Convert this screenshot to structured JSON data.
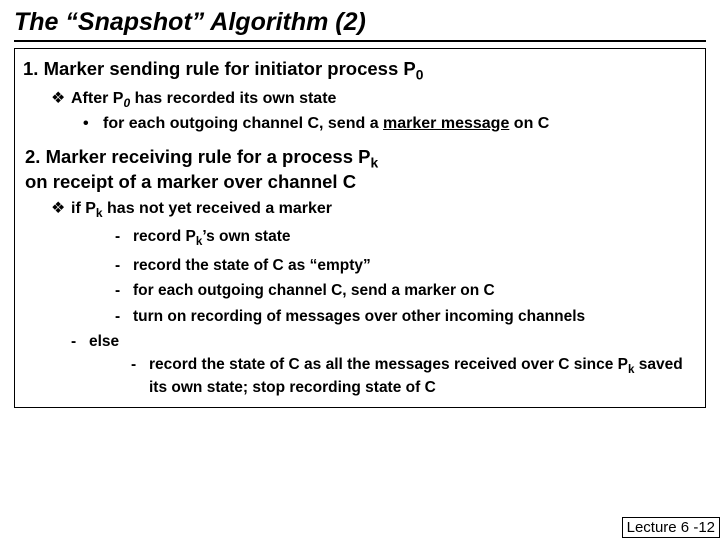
{
  "title": "The “Snapshot” Algorithm (2)",
  "rule1": {
    "heading_prefix": "1. Marker sending rule for initiator process P",
    "heading_sub": "0",
    "diamond_prefix": "After P",
    "diamond_sub": "0",
    "diamond_suffix": " has recorded its own state",
    "dot_prefix": " for each outgoing channel C, send a ",
    "dot_underline": "marker message",
    "dot_suffix": " on C"
  },
  "rule2": {
    "heading_line1_prefix": "2. Marker receiving rule for a process P",
    "heading_line1_sub": "k",
    "heading_line2": "  on receipt of a marker over channel C",
    "diamond_prefix": "if P",
    "diamond_sub": "k",
    "diamond_suffix": " has not yet received a marker",
    "dashes": {
      "d1_prefix": "record P",
      "d1_sub": "k",
      "d1_suffix": "’s own state",
      "d2": "record the state of C as “empty”",
      "d3": "for each outgoing channel C, send a marker on C",
      "d4": "turn on recording of messages over other incoming channels"
    },
    "else_label": "else",
    "else_line_prefix": "record the state of C as all the messages received over C since P",
    "else_line_sub": "k",
    "else_line_suffix": " saved its own state; stop recording state of C"
  },
  "footer": "Lecture 6 -12"
}
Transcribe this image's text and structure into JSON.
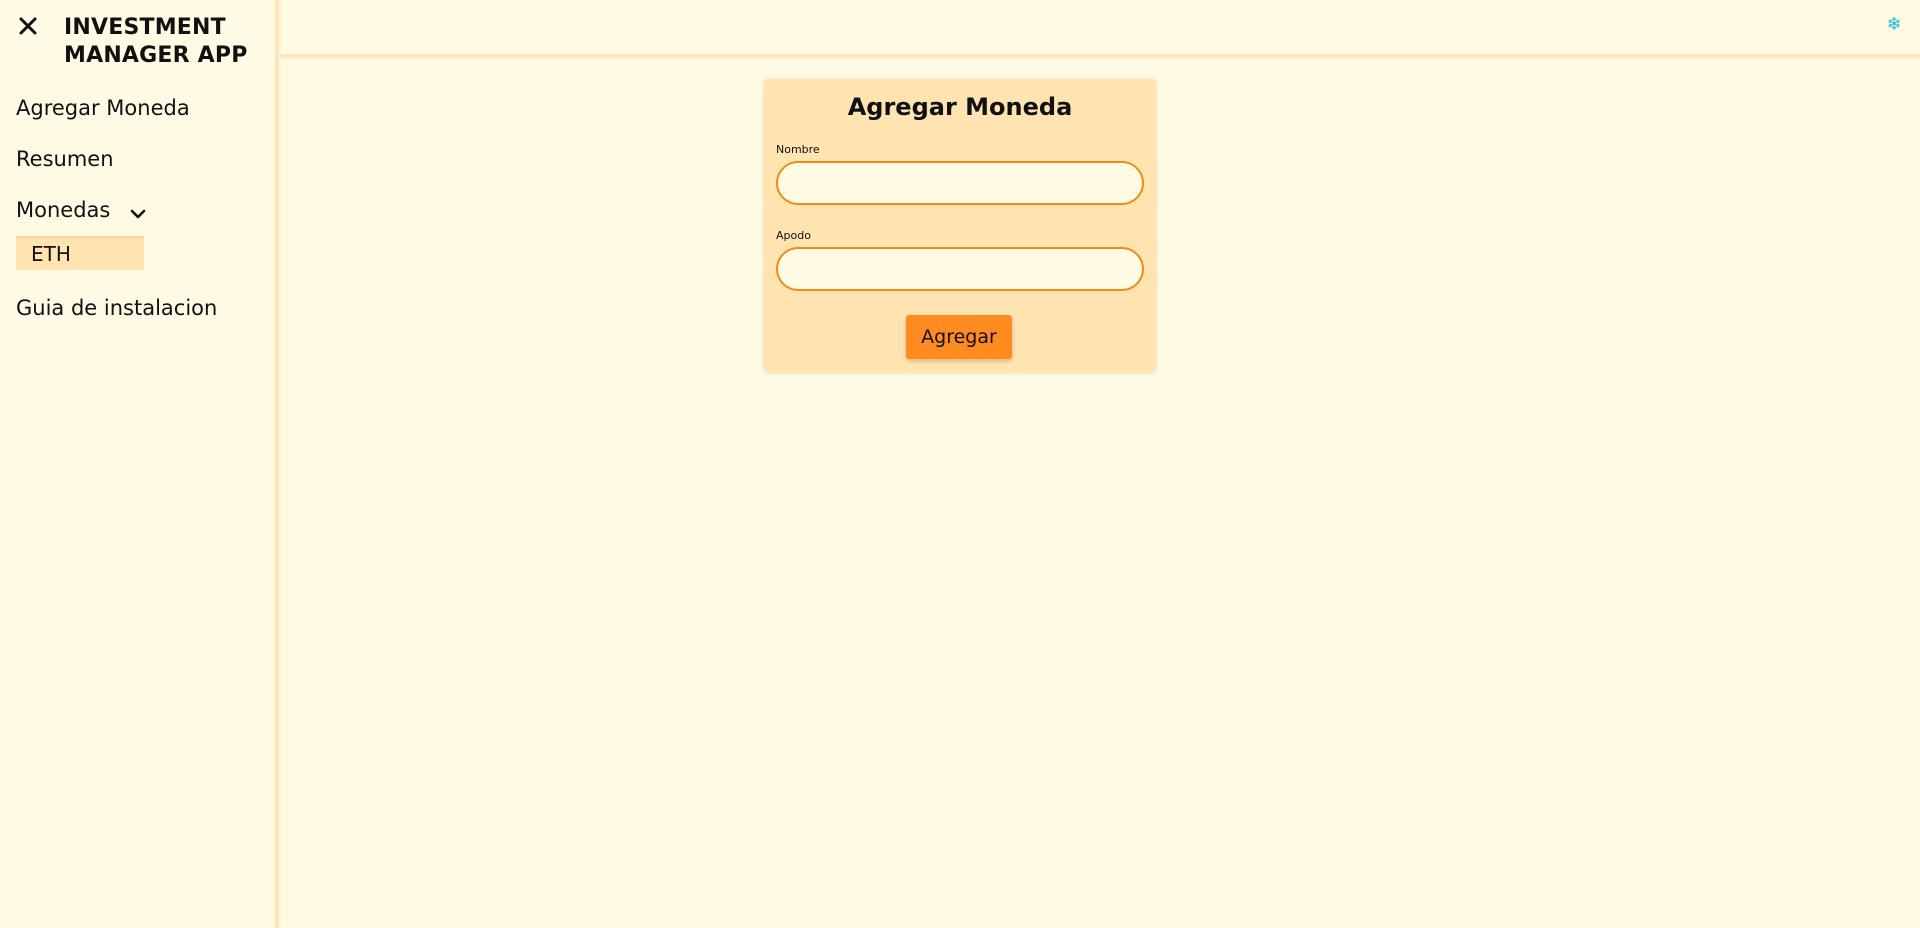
{
  "app": {
    "title": "INVESTMENT MANAGER APP"
  },
  "sidebar": {
    "close_icon": "close-icon",
    "items": [
      {
        "label": "Agregar Moneda"
      },
      {
        "label": "Resumen"
      },
      {
        "label": "Monedas",
        "icon": "chevron-down-icon",
        "expanded": true
      },
      {
        "label": "Guia de instalacion"
      }
    ],
    "monedas_children": [
      {
        "label": "ETH"
      }
    ]
  },
  "topbar": {
    "icon": "snowflake-icon",
    "icon_glyph": "❄"
  },
  "form": {
    "title": "Agregar Moneda",
    "fields": [
      {
        "label": "Nombre",
        "value": "",
        "placeholder": ""
      },
      {
        "label": "Apodo",
        "value": "",
        "placeholder": ""
      }
    ],
    "submit_label": "Agregar"
  },
  "colors": {
    "background": "#fffae3",
    "panel": "#ffe4b2",
    "accent": "#fd8b1f",
    "input_border": "#f28b16",
    "icon": "#19c2d6"
  }
}
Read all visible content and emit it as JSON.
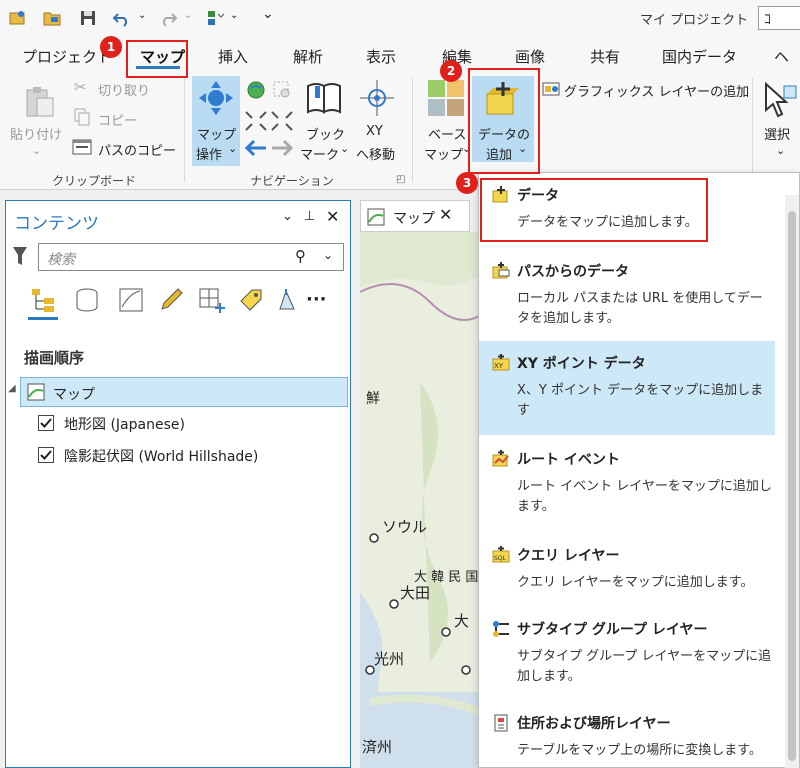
{
  "app": {
    "title": "マイ プロジェクト",
    "search_label": "ｺ"
  },
  "tabs": [
    "プロジェクト",
    "マップ",
    "挿入",
    "解析",
    "表示",
    "編集",
    "画像",
    "共有",
    "国内データ",
    "ヘル"
  ],
  "ribbon": {
    "clipboard": {
      "paste": "貼り付け",
      "cut": "切り取り",
      "copy": "コピー",
      "copy_path": "パスのコピー",
      "group": "クリップボード"
    },
    "navigation": {
      "explore_line1": "マップ",
      "explore_line2": "操作",
      "bookmarks_line1": "ブック",
      "bookmarks_line2": "マーク",
      "xy_line1": "XY",
      "xy_line2": "へ移動",
      "group": "ナビゲーション"
    },
    "layer": {
      "basemap_line1": "ベース",
      "basemap_line2": "マップ",
      "add_data_line1": "データの",
      "add_data_line2": "追加",
      "add_graphics": "グラフィックス レイヤーの追加"
    },
    "selection": {
      "select": "選択"
    }
  },
  "contents": {
    "title": "コンテンツ",
    "search_placeholder": "検索",
    "drawing_order": "描画順序",
    "map_item": "マップ",
    "layers": [
      "地形図 (Japanese)",
      "陰影起伏図 (World Hillshade)"
    ]
  },
  "map_view": {
    "tab_label": "マップ",
    "labels": [
      "鮮",
      "ソウル",
      "大 韓 民 国",
      "大田",
      "大",
      "光州",
      "済州"
    ]
  },
  "dropdown": {
    "items": [
      {
        "title": "データ",
        "desc": "データをマップに追加します。"
      },
      {
        "title": "パスからのデータ",
        "desc": "ローカル パスまたは URL を使用してデータを追加します。"
      },
      {
        "title": "XY ポイント データ",
        "desc": "X、Y ポイント データをマップに追加します"
      },
      {
        "title": "ルート イベント",
        "desc": "ルート イベント レイヤーをマップに追加します。"
      },
      {
        "title": "クエリ レイヤー",
        "desc": "クエリ レイヤーをマップに追加します。"
      },
      {
        "title": "サブタイプ グループ レイヤー",
        "desc": "サブタイプ グループ レイヤーをマップに追加します。"
      },
      {
        "title": "住所および場所レイヤー",
        "desc": "テーブルをマップ上の場所に変換します。"
      }
    ]
  },
  "callouts": [
    "1",
    "2",
    "3"
  ],
  "colors": {
    "accent": "#2a7ac0",
    "highlight": "#cde8f7",
    "callout_red": "#e0201b",
    "active_button": "#b9dcf3"
  }
}
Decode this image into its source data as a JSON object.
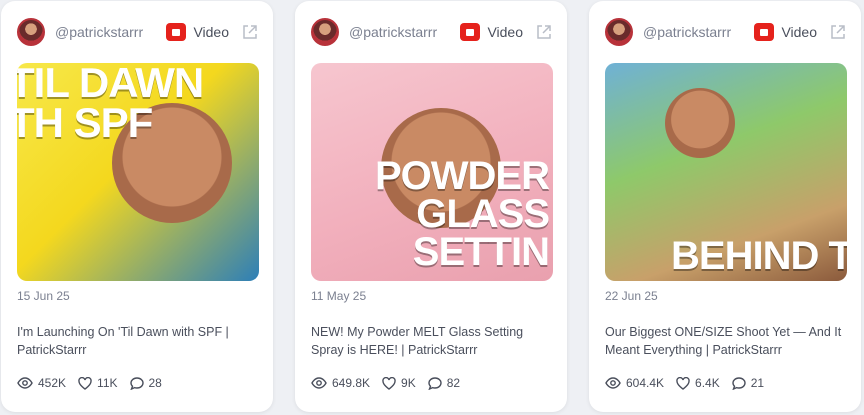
{
  "platform_icon": "youtube-icon",
  "accent": "#e5221c",
  "cards": [
    {
      "handle": "@patrickstarrr",
      "platform": "Video",
      "thumbnail_text": "TIL DAWN\nTH SPF",
      "date": "15 Jun 25",
      "title": "I'm Launching On 'Til Dawn with SPF | PatrickStarrr",
      "views": "452K",
      "likes": "11K",
      "comments": "28"
    },
    {
      "handle": "@patrickstarrr",
      "platform": "Video",
      "thumbnail_text": "POWDER\nGLASS SETTIN",
      "date": "11 May 25",
      "title": "NEW! My Powder MELT Glass Setting Spray is HERE! | PatrickStarrr",
      "views": "649.8K",
      "likes": "9K",
      "comments": "82"
    },
    {
      "handle": "@patrickstarrr",
      "platform": "Video",
      "thumbnail_text": "BEHIND THE SC",
      "date": "22 Jun 25",
      "title": "Our Biggest ONE/SIZE Shoot Yet — And It Meant Everything | PatrickStarrr",
      "views": "604.4K",
      "likes": "6.4K",
      "comments": "21"
    }
  ]
}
--------------------------------
TASK GOAL -
The records above must be printed exactly; the pictures stay out.

ANSWER TO THE TASK -
Convert this screenshot to structured JSON data.
{
  "title": "The “Snapshot” Algorithm (2)",
  "rule1": {
    "heading_prefix": "1. Marker sending rule for initiator process P",
    "heading_sub": "0",
    "diamond_prefix": "After P",
    "diamond_sub": "0",
    "diamond_suffix": " has recorded its own state",
    "dot_prefix": " for each outgoing channel C, send a ",
    "dot_underline": "marker message",
    "dot_suffix": " on C"
  },
  "rule2": {
    "heading_line1_prefix": "2. Marker receiving rule for a process P",
    "heading_line1_sub": "k",
    "heading_line2": "  on receipt of a marker over channel C",
    "diamond_prefix": "if P",
    "diamond_sub": "k",
    "diamond_suffix": " has not yet received a marker",
    "dashes": {
      "d1_prefix": "record P",
      "d1_sub": "k",
      "d1_suffix": "’s own state",
      "d2": "record the state of C as “empty”",
      "d3": "for each outgoing channel C, send a marker on C",
      "d4": "turn on recording of messages over other incoming channels"
    },
    "else_label": "else",
    "else_line_prefix": "record the state of C as all the messages received over C since P",
    "else_line_sub": "k",
    "else_line_suffix": " saved its own state; stop recording state of C"
  },
  "footer": "Lecture 6 -12"
}
Transcribe this image's text and structure into JSON.
{
  "app": {
    "title": "INVESTMENT MANAGER APP"
  },
  "sidebar": {
    "close_icon": "close-icon",
    "items": [
      {
        "label": "Agregar Moneda"
      },
      {
        "label": "Resumen"
      },
      {
        "label": "Monedas",
        "icon": "chevron-down-icon",
        "expanded": true
      },
      {
        "label": "Guia de instalacion"
      }
    ],
    "monedas_children": [
      {
        "label": "ETH"
      }
    ]
  },
  "topbar": {
    "icon": "snowflake-icon",
    "icon_glyph": "❄"
  },
  "form": {
    "title": "Agregar Moneda",
    "fields": [
      {
        "label": "Nombre",
        "value": "",
        "placeholder": ""
      },
      {
        "label": "Apodo",
        "value": "",
        "placeholder": ""
      }
    ],
    "submit_label": "Agregar"
  },
  "colors": {
    "background": "#fffae3",
    "panel": "#ffe4b2",
    "accent": "#fd8b1f",
    "input_border": "#f28b16",
    "icon": "#19c2d6"
  }
}
Read all visible content and emit it as JSON.
{
  "app": {
    "title": "マイ プロジェクト",
    "search_label": "ｺ"
  },
  "tabs": [
    "プロジェクト",
    "マップ",
    "挿入",
    "解析",
    "表示",
    "編集",
    "画像",
    "共有",
    "国内データ",
    "ヘル"
  ],
  "ribbon": {
    "clipboard": {
      "paste": "貼り付け",
      "cut": "切り取り",
      "copy": "コピー",
      "copy_path": "パスのコピー",
      "group": "クリップボード"
    },
    "navigation": {
      "explore_line1": "マップ",
      "explore_line2": "操作",
      "bookmarks_line1": "ブック",
      "bookmarks_line2": "マーク",
      "xy_line1": "XY",
      "xy_line2": "へ移動",
      "group": "ナビゲーション"
    },
    "layer": {
      "basemap_line1": "ベース",
      "basemap_line2": "マップ",
      "add_data_line1": "データの",
      "add_data_line2": "追加",
      "add_graphics": "グラフィックス レイヤーの追加"
    },
    "selection": {
      "select": "選択"
    }
  },
  "contents": {
    "title": "コンテンツ",
    "search_placeholder": "検索",
    "drawing_order": "描画順序",
    "map_item": "マップ",
    "layers": [
      "地形図 (Japanese)",
      "陰影起伏図 (World Hillshade)"
    ]
  },
  "map_view": {
    "tab_label": "マップ",
    "labels": [
      "鮮",
      "ソウル",
      "大 韓 民 国",
      "大田",
      "大",
      "光州",
      "済州"
    ]
  },
  "dropdown": {
    "items": [
      {
        "title": "データ",
        "desc": "データをマップに追加します。"
      },
      {
        "title": "パスからのデータ",
        "desc": "ローカル パスまたは URL を使用してデータを追加します。"
      },
      {
        "title": "XY ポイント データ",
        "desc": "X、Y ポイント データをマップに追加します"
      },
      {
        "title": "ルート イベント",
        "desc": "ルート イベント レイヤーをマップに追加します。"
      },
      {
        "title": "クエリ レイヤー",
        "desc": "クエリ レイヤーをマップに追加します。"
      },
      {
        "title": "サブタイプ グループ レイヤー",
        "desc": "サブタイプ グループ レイヤーをマップに追加します。"
      },
      {
        "title": "住所および場所レイヤー",
        "desc": "テーブルをマップ上の場所に変換します。"
      }
    ]
  },
  "callouts": [
    "1",
    "2",
    "3"
  ],
  "colors": {
    "accent": "#2a7ac0",
    "highlight": "#cde8f7",
    "callout_red": "#e0201b",
    "active_button": "#b9dcf3"
  }
}
Decode this image into its source data as a JSON object.
{
  "platform_icon": "youtube-icon",
  "accent": "#e5221c",
  "cards": [
    {
      "handle": "@patrickstarrr",
      "platform": "Video",
      "thumbnail_text": "TIL DAWN\nTH SPF",
      "date": "15 Jun 25",
      "title": "I'm Launching On 'Til Dawn with SPF | PatrickStarrr",
      "views": "452K",
      "likes": "11K",
      "comments": "28"
    },
    {
      "handle": "@patrickstarrr",
      "platform": "Video",
      "thumbnail_text": "POWDER\nGLASS SETTIN",
      "date": "11 May 25",
      "title": "NEW! My Powder MELT Glass Setting Spray is HERE! | PatrickStarrr",
      "views": "649.8K",
      "likes": "9K",
      "comments": "82"
    },
    {
      "handle": "@patrickstarrr",
      "platform": "Video",
      "thumbnail_text": "BEHIND THE SC",
      "date": "22 Jun 25",
      "title": "Our Biggest ONE/SIZE Shoot Yet — And It Meant Everything | PatrickStarrr",
      "views": "604.4K",
      "likes": "6.4K",
      "comments": "21"
    }
  ]
}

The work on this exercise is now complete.